● Task description:
Make an exact copy of all the entries, with the pictures left out.
* START Records shown *
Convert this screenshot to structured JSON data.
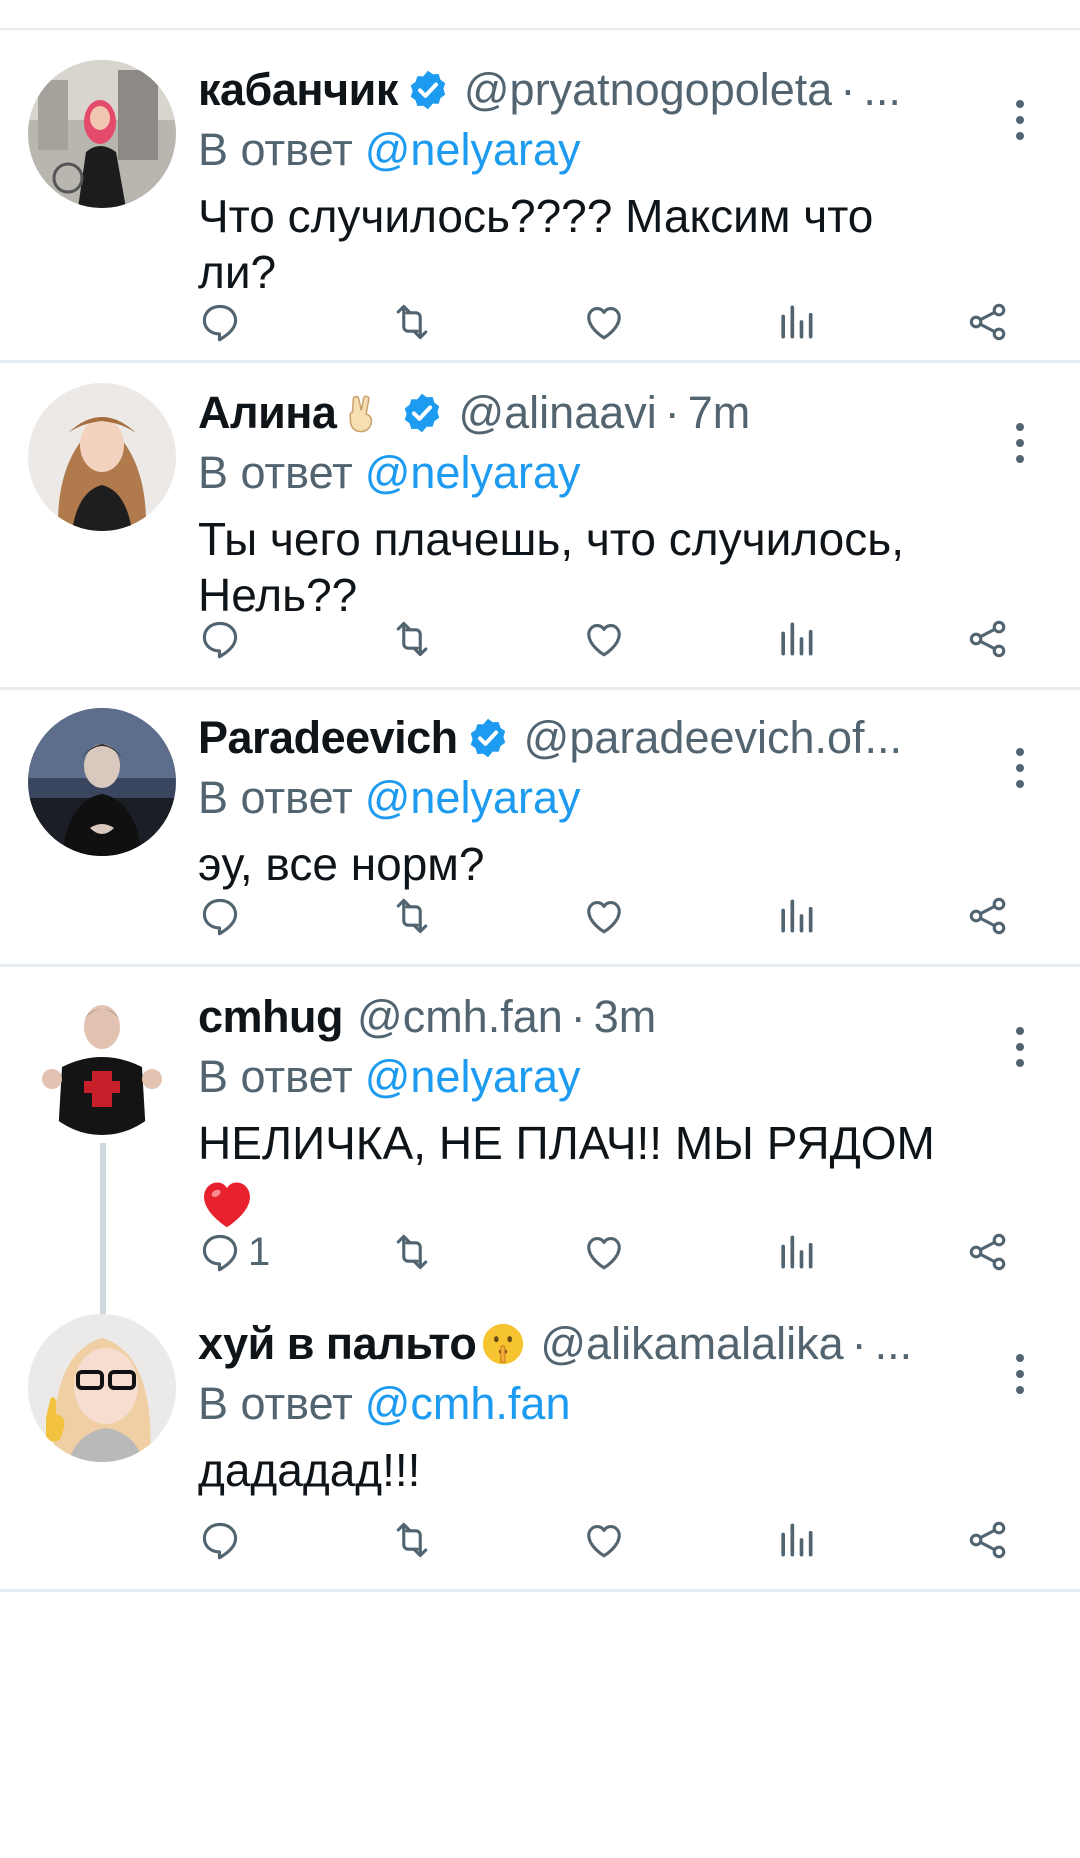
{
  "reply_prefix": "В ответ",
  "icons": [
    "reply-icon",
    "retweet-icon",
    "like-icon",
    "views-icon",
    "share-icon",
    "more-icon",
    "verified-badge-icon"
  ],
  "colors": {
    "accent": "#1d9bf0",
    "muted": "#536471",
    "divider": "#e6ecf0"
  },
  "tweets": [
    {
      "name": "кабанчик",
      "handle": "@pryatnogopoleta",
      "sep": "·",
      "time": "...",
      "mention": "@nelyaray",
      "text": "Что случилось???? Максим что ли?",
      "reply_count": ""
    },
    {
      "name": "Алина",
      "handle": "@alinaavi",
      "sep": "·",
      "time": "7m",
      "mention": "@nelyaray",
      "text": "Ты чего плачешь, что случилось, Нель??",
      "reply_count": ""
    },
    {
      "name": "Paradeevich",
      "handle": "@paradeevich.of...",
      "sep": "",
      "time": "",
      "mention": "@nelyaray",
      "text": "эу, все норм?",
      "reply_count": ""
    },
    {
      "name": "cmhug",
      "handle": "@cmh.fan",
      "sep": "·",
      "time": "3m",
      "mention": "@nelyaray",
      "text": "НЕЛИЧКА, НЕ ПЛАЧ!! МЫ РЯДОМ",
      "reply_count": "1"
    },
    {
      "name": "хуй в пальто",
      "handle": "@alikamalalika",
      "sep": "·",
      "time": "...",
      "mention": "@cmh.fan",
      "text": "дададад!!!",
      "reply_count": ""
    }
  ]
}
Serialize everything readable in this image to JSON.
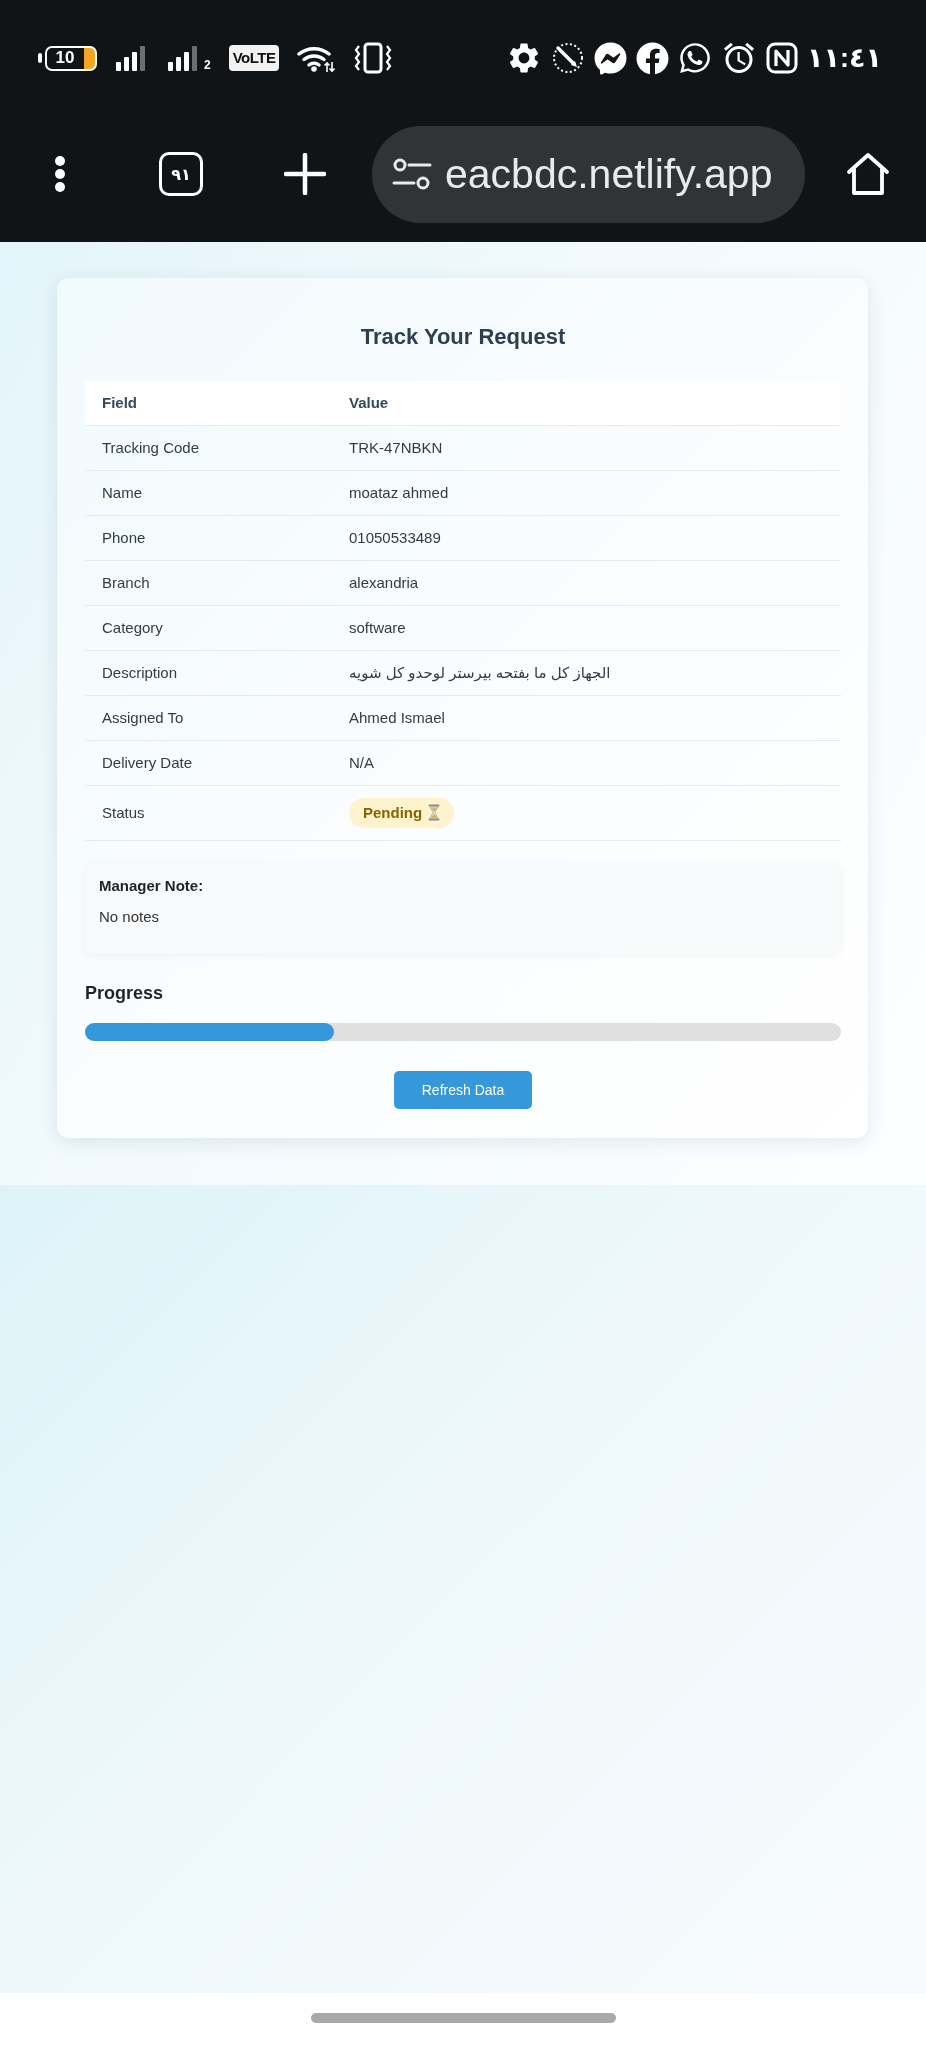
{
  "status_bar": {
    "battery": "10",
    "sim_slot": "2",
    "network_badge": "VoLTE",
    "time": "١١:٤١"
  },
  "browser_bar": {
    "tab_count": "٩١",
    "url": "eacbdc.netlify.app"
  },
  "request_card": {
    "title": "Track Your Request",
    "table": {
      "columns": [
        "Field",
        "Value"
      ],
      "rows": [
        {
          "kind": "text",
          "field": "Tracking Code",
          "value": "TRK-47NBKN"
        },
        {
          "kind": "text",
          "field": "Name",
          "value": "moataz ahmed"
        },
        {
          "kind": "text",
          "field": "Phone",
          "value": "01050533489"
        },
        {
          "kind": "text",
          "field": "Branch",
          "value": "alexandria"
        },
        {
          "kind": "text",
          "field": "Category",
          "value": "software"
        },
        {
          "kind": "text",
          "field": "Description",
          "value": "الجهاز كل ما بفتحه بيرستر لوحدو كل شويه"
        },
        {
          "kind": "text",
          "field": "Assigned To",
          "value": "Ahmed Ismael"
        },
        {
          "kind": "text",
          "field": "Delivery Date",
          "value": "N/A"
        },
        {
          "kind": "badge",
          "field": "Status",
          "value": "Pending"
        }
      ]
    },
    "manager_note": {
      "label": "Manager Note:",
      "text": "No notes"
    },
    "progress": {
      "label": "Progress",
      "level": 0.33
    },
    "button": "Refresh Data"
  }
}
* END Records shown *
● Correct response:
Convert this screenshot to structured JSON data.
{
  "reply_prefix": "В ответ",
  "icons": [
    "reply-icon",
    "retweet-icon",
    "like-icon",
    "views-icon",
    "share-icon",
    "more-icon",
    "verified-badge-icon"
  ],
  "colors": {
    "accent": "#1d9bf0",
    "muted": "#536471",
    "divider": "#e6ecf0"
  },
  "tweets": [
    {
      "name": "кабанчик",
      "handle": "@pryatnogopoleta",
      "sep": "·",
      "time": "...",
      "mention": "@nelyaray",
      "text": "Что случилось???? Максим что ли?",
      "reply_count": ""
    },
    {
      "name": "Алина",
      "handle": "@alinaavi",
      "sep": "·",
      "time": "7m",
      "mention": "@nelyaray",
      "text": "Ты чего плачешь, что случилось, Нель??",
      "reply_count": ""
    },
    {
      "name": "Paradeevich",
      "handle": "@paradeevich.of...",
      "sep": "",
      "time": "",
      "mention": "@nelyaray",
      "text": "эу, все норм?",
      "reply_count": ""
    },
    {
      "name": "cmhug",
      "handle": "@cmh.fan",
      "sep": "·",
      "time": "3m",
      "mention": "@nelyaray",
      "text": "НЕЛИЧКА, НЕ ПЛАЧ!! МЫ РЯДОМ",
      "reply_count": "1"
    },
    {
      "name": "хуй в пальто",
      "handle": "@alikamalalika",
      "sep": "·",
      "time": "...",
      "mention": "@cmh.fan",
      "text": "дададад!!!",
      "reply_count": ""
    }
  ]
}
Serialize everything readable in this image to JSON.
{
  "status_bar": {
    "battery": "10",
    "sim_slot": "2",
    "network_badge": "VoLTE",
    "time": "١١:٤١"
  },
  "browser_bar": {
    "tab_count": "٩١",
    "url": "eacbdc.netlify.app"
  },
  "request_card": {
    "title": "Track Your Request",
    "table": {
      "columns": [
        "Field",
        "Value"
      ],
      "rows": [
        {
          "kind": "text",
          "field": "Tracking Code",
          "value": "TRK-47NBKN"
        },
        {
          "kind": "text",
          "field": "Name",
          "value": "moataz ahmed"
        },
        {
          "kind": "text",
          "field": "Phone",
          "value": "01050533489"
        },
        {
          "kind": "text",
          "field": "Branch",
          "value": "alexandria"
        },
        {
          "kind": "text",
          "field": "Category",
          "value": "software"
        },
        {
          "kind": "text",
          "field": "Description",
          "value": "الجهاز كل ما بفتحه بيرستر لوحدو كل شويه"
        },
        {
          "kind": "text",
          "field": "Assigned To",
          "value": "Ahmed Ismael"
        },
        {
          "kind": "text",
          "field": "Delivery Date",
          "value": "N/A"
        },
        {
          "kind": "badge",
          "field": "Status",
          "value": "Pending"
        }
      ]
    },
    "manager_note": {
      "label": "Manager Note:",
      "text": "No notes"
    },
    "progress": {
      "label": "Progress",
      "level": 0.33
    },
    "button": "Refresh Data"
  }
}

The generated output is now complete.